MATERIAL PROVIDED
__________

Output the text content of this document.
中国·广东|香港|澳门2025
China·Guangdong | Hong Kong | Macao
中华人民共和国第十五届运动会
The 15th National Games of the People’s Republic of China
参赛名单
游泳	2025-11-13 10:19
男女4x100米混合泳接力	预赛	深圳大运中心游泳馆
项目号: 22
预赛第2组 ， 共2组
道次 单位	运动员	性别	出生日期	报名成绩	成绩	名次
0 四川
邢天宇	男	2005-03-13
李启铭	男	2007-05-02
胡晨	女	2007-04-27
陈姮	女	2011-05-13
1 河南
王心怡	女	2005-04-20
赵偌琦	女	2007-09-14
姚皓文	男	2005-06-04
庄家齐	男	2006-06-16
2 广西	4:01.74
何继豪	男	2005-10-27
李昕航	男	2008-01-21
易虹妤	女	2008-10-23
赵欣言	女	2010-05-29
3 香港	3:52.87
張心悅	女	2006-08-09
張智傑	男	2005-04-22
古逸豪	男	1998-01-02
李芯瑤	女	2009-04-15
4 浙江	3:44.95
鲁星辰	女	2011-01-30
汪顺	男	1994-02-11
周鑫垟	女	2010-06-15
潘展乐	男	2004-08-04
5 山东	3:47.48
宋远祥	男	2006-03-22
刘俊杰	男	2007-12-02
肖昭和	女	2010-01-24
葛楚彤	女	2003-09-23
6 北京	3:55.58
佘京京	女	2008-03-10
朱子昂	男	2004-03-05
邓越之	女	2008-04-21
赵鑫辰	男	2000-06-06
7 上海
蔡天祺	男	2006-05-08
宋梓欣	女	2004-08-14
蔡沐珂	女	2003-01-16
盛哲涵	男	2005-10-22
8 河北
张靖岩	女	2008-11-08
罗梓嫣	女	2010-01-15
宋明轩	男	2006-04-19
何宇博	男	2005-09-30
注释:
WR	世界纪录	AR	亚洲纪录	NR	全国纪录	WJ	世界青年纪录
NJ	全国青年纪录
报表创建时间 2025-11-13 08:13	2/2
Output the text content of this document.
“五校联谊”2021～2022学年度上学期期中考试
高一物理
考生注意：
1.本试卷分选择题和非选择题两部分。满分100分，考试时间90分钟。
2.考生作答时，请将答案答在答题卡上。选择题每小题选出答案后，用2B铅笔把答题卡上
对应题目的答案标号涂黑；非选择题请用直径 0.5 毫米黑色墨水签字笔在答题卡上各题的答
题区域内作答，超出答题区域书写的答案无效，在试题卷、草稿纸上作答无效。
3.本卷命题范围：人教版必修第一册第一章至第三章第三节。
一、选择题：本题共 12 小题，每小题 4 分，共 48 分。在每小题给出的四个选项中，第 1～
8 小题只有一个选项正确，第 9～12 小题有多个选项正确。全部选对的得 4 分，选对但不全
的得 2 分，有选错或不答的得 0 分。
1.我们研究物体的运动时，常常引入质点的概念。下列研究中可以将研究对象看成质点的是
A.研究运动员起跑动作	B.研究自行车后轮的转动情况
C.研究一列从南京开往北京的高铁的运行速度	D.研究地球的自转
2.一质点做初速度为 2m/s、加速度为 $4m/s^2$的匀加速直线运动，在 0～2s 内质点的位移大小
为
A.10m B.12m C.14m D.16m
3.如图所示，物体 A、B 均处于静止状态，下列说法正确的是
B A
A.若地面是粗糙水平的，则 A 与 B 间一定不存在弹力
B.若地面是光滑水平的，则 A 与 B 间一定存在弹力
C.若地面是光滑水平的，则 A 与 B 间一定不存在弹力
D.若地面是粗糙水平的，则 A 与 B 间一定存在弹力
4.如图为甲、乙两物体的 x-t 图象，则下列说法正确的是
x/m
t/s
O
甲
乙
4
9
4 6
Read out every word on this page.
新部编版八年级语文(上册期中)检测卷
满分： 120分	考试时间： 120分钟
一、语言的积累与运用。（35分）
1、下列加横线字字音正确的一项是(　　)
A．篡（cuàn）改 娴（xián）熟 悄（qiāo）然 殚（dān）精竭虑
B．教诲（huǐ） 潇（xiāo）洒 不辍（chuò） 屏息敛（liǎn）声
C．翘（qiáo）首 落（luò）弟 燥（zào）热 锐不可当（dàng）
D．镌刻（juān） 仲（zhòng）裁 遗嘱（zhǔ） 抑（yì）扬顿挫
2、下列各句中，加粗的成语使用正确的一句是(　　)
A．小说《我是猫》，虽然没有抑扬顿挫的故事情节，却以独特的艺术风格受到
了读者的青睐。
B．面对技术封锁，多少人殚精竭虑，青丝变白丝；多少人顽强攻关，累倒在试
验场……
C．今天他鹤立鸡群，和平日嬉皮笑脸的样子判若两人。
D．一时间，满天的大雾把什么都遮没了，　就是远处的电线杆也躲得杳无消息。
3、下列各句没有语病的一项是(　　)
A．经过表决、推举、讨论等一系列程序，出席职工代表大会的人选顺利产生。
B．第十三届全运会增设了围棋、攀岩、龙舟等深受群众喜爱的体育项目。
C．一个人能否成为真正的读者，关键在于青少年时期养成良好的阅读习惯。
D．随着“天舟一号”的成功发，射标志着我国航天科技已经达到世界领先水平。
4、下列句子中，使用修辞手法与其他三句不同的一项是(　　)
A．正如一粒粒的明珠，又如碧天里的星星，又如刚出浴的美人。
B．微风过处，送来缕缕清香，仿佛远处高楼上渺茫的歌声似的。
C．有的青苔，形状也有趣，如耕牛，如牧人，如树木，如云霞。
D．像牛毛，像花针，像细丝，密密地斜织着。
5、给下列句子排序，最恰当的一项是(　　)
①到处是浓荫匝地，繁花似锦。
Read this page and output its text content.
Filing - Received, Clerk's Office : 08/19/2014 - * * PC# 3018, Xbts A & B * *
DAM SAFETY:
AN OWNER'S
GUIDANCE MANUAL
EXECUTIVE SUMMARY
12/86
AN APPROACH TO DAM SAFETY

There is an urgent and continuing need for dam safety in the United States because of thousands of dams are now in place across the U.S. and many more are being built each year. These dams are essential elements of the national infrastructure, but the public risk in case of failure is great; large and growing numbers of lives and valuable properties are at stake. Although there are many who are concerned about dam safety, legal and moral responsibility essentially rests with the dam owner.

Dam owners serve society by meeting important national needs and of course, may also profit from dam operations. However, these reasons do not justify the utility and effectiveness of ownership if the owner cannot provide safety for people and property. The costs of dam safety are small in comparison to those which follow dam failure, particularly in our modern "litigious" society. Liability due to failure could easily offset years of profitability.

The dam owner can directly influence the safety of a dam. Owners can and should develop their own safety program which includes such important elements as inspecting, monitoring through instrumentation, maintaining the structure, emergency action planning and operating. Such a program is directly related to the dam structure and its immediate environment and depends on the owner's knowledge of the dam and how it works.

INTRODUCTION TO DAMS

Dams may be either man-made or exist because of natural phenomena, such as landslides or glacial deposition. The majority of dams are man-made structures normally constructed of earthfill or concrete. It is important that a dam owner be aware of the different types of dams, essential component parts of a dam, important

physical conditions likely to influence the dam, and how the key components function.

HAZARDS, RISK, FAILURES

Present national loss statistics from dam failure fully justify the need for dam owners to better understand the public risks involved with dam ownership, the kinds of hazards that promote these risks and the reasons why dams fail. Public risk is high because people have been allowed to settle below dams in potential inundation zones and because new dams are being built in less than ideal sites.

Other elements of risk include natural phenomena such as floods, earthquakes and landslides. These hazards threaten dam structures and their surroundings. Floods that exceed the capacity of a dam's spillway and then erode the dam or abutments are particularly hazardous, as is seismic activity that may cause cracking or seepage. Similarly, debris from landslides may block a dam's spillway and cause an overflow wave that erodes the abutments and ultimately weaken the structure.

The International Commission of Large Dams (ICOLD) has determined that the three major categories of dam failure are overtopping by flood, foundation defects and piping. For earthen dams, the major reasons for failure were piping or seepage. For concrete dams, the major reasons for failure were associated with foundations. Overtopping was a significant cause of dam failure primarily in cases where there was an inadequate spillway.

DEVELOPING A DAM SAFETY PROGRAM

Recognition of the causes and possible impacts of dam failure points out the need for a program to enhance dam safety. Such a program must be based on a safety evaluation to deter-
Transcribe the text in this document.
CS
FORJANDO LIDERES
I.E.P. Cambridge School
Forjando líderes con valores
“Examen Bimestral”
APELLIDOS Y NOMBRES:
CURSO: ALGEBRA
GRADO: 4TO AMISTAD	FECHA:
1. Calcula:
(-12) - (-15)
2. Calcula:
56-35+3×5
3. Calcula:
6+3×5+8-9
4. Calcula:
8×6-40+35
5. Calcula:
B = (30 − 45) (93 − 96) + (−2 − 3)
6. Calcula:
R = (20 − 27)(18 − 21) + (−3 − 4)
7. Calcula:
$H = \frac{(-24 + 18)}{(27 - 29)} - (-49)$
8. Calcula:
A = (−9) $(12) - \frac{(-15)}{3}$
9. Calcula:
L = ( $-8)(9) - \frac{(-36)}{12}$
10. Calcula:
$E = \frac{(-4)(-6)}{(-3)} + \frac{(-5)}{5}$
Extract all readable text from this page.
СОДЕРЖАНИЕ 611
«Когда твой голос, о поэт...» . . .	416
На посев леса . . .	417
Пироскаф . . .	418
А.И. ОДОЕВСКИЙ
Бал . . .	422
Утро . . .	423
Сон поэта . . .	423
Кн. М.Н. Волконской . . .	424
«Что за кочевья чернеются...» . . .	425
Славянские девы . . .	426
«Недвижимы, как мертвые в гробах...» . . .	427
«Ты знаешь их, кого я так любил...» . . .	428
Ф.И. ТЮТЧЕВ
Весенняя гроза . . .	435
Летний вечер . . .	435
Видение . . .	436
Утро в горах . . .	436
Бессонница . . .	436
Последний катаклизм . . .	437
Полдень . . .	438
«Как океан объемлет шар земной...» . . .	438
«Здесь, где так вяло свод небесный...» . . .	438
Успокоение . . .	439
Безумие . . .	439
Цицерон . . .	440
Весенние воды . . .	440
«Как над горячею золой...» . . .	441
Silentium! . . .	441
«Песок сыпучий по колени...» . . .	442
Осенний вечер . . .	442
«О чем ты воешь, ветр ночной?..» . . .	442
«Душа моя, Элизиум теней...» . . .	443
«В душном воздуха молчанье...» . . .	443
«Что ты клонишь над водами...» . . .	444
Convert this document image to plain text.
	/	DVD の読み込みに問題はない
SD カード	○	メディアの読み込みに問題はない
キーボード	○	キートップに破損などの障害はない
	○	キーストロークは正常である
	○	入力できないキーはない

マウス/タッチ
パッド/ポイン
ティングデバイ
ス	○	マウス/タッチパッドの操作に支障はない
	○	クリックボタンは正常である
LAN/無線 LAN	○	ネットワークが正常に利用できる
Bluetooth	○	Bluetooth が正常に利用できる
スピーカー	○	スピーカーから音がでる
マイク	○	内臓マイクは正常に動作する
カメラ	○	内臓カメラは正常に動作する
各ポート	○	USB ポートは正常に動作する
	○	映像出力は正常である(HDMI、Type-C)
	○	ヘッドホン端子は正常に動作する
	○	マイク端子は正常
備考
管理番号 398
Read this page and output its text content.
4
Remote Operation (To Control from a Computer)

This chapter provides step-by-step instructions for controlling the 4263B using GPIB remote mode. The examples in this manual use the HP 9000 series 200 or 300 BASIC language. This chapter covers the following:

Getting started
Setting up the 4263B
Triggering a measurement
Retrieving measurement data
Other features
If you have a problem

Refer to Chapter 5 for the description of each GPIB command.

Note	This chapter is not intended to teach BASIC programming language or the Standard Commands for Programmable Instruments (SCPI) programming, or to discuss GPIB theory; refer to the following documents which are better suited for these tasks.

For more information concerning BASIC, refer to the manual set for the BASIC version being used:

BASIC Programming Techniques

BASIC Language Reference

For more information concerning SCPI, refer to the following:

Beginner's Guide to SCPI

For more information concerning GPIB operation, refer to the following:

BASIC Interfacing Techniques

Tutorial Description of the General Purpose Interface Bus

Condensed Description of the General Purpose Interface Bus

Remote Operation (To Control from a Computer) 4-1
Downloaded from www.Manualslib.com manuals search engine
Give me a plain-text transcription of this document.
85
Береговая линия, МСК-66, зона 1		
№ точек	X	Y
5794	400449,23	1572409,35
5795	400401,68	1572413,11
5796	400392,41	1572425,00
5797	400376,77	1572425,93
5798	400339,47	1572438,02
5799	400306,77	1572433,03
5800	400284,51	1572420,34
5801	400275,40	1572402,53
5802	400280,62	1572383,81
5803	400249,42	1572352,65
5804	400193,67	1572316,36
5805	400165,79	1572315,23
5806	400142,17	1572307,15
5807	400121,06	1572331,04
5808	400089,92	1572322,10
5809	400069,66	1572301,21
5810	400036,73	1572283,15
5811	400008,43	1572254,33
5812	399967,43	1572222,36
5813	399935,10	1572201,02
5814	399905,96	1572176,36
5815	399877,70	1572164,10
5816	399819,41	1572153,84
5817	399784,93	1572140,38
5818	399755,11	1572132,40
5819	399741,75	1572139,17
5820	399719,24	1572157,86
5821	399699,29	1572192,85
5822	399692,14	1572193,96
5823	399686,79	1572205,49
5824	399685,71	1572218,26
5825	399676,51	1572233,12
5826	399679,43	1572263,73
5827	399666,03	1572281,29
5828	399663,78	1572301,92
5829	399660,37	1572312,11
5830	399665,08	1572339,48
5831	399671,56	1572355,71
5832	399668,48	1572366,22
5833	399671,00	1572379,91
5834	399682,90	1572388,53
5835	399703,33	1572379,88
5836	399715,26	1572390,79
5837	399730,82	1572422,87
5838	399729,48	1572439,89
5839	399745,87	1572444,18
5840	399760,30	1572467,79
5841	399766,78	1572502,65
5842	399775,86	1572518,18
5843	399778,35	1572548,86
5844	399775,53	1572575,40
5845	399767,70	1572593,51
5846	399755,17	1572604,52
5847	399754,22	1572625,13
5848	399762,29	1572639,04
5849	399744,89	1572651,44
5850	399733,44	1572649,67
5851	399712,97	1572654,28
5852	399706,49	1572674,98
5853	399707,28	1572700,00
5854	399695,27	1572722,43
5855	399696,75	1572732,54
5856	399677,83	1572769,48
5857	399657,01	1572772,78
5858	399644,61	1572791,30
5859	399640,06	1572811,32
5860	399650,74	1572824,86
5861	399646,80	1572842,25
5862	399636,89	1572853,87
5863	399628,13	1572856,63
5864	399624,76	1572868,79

__________

GIVEN TASK
Copy out each line in the preceding records that contains "phenomena".

SOLUTION
Dams may be either man-made or exist because of natural phenomena, such as landslides or glacial deposition. The majority of dams are man-made structures normally constructed of earthfill or concrete. It is important that a dam owner be aware of the different types of dams, essential component parts of a dam, important
Other elements of risk include natural phenomena such as floods, earthquakes and landslides. These hazards threaten dam structures and their surroundings. Floods that exceed the capacity of a dam's spillway and then erode the dam or abutments are particularly hazardous, as is seismic activity that may cause cracking or seepage. Similarly, debris from landslides may block a dam's spillway and cause an overflow wave that erodes the abutments and ultimately weaken the structure.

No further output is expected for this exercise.